WHAT YOU ARE ASKED TO DO:
Write out the data below in full. Keep it exact.

RECORDS FOR THE EXERCISE:
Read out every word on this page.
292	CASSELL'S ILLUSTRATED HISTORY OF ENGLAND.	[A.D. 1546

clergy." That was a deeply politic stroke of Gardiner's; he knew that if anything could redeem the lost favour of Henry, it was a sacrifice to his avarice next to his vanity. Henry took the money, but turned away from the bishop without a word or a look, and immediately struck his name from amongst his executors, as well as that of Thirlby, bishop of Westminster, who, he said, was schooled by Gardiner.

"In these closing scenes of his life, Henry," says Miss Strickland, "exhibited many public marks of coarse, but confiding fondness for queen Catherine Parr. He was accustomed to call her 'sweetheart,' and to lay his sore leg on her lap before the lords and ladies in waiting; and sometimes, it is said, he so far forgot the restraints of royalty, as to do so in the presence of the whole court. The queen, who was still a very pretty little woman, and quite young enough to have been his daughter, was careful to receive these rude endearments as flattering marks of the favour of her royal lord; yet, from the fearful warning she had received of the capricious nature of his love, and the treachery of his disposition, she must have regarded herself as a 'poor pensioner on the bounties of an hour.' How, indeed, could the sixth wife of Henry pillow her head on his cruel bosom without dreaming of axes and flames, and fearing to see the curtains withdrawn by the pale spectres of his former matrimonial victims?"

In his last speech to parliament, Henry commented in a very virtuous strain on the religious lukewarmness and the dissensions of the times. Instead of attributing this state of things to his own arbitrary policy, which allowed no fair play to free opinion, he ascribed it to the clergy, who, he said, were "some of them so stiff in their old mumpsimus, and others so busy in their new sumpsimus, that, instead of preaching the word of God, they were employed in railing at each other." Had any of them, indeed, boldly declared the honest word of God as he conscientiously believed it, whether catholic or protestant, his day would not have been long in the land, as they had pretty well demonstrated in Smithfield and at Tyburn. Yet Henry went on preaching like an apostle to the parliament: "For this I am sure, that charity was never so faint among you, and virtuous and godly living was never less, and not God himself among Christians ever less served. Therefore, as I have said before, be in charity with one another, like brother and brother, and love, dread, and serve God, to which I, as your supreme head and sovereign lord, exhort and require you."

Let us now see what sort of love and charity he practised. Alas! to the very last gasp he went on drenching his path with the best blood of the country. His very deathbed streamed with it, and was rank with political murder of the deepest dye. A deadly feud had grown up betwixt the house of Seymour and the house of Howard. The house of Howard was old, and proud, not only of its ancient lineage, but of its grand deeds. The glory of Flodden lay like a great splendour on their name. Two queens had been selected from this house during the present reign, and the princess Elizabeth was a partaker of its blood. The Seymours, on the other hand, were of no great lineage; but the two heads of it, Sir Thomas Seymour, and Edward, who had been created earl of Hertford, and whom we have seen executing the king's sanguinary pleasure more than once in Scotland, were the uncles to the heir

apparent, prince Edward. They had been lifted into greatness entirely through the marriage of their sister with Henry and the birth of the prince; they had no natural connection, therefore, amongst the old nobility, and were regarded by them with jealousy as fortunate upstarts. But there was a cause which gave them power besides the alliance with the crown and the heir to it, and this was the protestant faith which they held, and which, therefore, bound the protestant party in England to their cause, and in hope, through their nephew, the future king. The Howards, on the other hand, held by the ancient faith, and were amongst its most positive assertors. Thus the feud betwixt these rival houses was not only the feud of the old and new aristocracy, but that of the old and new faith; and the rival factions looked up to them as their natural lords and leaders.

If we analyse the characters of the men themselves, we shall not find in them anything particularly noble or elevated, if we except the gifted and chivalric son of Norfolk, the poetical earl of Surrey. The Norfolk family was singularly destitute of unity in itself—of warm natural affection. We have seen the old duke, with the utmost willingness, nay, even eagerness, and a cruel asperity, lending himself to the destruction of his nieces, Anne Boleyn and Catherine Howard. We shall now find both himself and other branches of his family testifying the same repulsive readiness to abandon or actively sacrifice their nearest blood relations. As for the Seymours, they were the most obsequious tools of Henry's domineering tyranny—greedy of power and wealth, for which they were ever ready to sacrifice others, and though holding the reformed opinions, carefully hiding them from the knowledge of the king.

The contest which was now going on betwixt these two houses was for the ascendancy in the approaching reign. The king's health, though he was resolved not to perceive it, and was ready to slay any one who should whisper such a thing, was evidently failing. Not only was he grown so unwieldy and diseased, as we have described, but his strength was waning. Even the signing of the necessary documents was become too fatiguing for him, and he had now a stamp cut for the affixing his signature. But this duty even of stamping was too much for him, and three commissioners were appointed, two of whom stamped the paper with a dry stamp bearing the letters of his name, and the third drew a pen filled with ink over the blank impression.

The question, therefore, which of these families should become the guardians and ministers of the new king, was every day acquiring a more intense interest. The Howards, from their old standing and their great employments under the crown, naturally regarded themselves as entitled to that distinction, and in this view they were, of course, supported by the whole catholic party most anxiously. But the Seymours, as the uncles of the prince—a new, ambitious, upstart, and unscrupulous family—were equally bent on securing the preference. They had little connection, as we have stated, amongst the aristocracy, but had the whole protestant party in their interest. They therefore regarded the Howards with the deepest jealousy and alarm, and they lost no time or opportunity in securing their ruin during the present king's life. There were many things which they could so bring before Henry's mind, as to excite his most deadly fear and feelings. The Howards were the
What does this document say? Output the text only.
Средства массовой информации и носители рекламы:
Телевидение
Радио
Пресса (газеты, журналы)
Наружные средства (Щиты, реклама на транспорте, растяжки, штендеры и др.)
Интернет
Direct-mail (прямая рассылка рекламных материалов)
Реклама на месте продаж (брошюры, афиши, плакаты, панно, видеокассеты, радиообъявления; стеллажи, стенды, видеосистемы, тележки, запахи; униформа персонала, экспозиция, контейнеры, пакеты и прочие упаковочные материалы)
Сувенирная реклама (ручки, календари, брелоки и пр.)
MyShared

CORRECT RESPONSE:
Read out every word on this page.
292	CASSELL'S ILLUSTRATED HISTORY OF ENGLAND.	[A.D. 1546

clergy." That was a deeply politic stroke of Gardiner's; he knew that if anything could redeem the lost favour of Henry, it was a sacrifice to his avarice next to his vanity. Henry took the money, but turned away from the bishop without a word or a look, and immediately struck his name from amongst his executors, as well as that of Thirlby, bishop of Westminster, who, he said, was schooled by Gardiner.

"In these closing scenes of his life, Henry," says Miss Strickland, "exhibited many public marks of coarse, but confiding fondness for queen Catherine Parr. He was accustomed to call her 'sweetheart,' and to lay his sore leg on her lap before the lords and ladies in waiting; and sometimes, it is said, he so far forgot the restraints of royalty, as to do so in the presence of the whole court. The queen, who was still a very pretty little woman, and quite young enough to have been his daughter, was careful to receive these rude endearments as flattering marks of the favour of her royal lord; yet, from the fearful warning she had received of the capricious nature of his love, and the treachery of his disposition, she must have regarded herself as a 'poor pensioner on the bounties of an hour.' How, indeed, could the sixth wife of Henry pillow her head on his cruel bosom without dreaming of axes and flames, and fearing to see the curtains withdrawn by the pale spectres of his former matrimonial victims?"

In his last speech to parliament, Henry commented in a very virtuous strain on the religious lukewarmness and the dissensions of the times. Instead of attributing this state of things to his own arbitrary policy, which allowed no fair play to free opinion, he ascribed it to the clergy, who, he said, were "some of them so stiff in their old mumpsimus, and others so busy in their new sumpsimus, that, instead of preaching the word of God, they were employed in railing at each other." Had any of them, indeed, boldly declared the honest word of God as he conscientiously believed it, whether catholic or protestant, his day would not have been long in the land, as they had pretty well demonstrated in Smithfield and at Tyburn. Yet Henry went on preaching like an apostle to the parliament: "For this I am sure, that charity was never so faint among you, and virtuous and godly living was never less, and not God himself among Christians ever less served. Therefore, as I have said before, be in charity with one another, like brother and brother, and love, dread, and serve God, to which I, as your supreme head and sovereign lord, exhort and require you."

Let us now see what sort of love and charity he practised. Alas! to the very last gasp he went on drenching his path with the best blood of the country. His very deathbed streamed with it, and was rank with political murder of the deepest dye. A deadly feud had grown up betwixt the house of Seymour and the house of Howard. The house of Howard was old, and proud, not only of its ancient lineage, but of its grand deeds. The glory of Flodden lay like a great splendour on their name. Two queens had been selected from this house during the present reign, and the princess Elizabeth was a partaker of its blood. The Seymours, on the other hand, were of no great lineage; but the two heads of it, Sir Thomas Seymour, and Edward, who had been created earl of Hertford, and whom we have seen executing the king's sanguinary pleasure more than once in Scotland, were the uncles to the heir

apparent, prince Edward. They had been lifted into greatness entirely through the marriage of their sister with Henry and the birth of the prince; they had no natural connection, therefore, amongst the old nobility, and were regarded by them with jealousy as fortunate upstarts. But there was a cause which gave them power besides the alliance with the crown and the heir to it, and this was the protestant faith which they held, and which, therefore, bound the protestant party in England to their cause, and in hope, through their nephew, the future king. The Howards, on the other hand, held by the ancient faith, and were amongst its most positive assertors. Thus the feud betwixt these rival houses was not only the feud of the old and new aristocracy, but that of the old and new faith; and the rival factions looked up to them as their natural lords and leaders.

If we analyse the characters of the men themselves, we shall not find in them anything particularly noble or elevated, if we except the gifted and chivalric son of Norfolk, the poetical earl of Surrey. The Norfolk family was singularly destitute of unity in itself—of warm natural affection. We have seen the old duke, with the utmost willingness, nay, even eagerness, and a cruel asperity, lending himself to the destruction of his nieces, Anne Boleyn and Catherine Howard. We shall now find both himself and other branches of his family testifying the same repulsive readiness to abandon or actively sacrifice their nearest blood relations. As for the Seymours, they were the most obsequious tools of Henry's domineering tyranny—greedy of power and wealth, for which they were ever ready to sacrifice others, and though holding the reformed opinions, carefully hiding them from the knowledge of the king.

The contest which was now going on betwixt these two houses was for the ascendancy in the approaching reign. The king's health, though he was resolved not to perceive it, and was ready to slay any one who should whisper such a thing, was evidently failing. Not only was he grown so unwieldy and diseased, as we have described, but his strength was waning. Even the signing of the necessary documents was become too fatiguing for him, and he had now a stamp cut for the affixing his signature. But this duty even of stamping was too much for him, and three commissioners were appointed, two of whom stamped the paper with a dry stamp bearing the letters of his name, and the third drew a pen filled with ink over the blank impression.

The question, therefore, which of these families should become the guardians and ministers of the new king, was every day acquiring a more intense interest. The Howards, from their old standing and their great employments under the crown, naturally regarded themselves as entitled to that distinction, and in this view they were, of course, supported by the whole catholic party most anxiously. But the Seymours, as the uncles of the prince—a new, ambitious, upstart, and unscrupulous family—were equally bent on securing the preference. They had little connection, as we have stated, amongst the aristocracy, but had the whole protestant party in their interest. They therefore regarded the Howards with the deepest jealousy and alarm, and they lost no time or opportunity in securing their ruin during the present king's life. There were many things which they could so bring before Henry's mind, as to excite his most deadly fear and feelings. The Howards were the
What does this document say? Output the text only.
Средства массовой информации и носители рекламы:
Телевидение
Радио
Пресса (газеты, журналы)
Наружные средства (Щиты, реклама на транспорте, растяжки, штендеры и др.)
Интернет
Direct-mail (прямая рассылка рекламных материалов)
Реклама на месте продаж (брошюры, афиши, плакаты, панно, видеокассеты, радиообъявления; стеллажи, стенды, видеосистемы, тележки, запахи; униформа персонала, экспозиция, контейнеры, пакеты и прочие упаковочные материалы)
Сувенирная реклама (ручки, календари, брелоки и пр.)
MyShared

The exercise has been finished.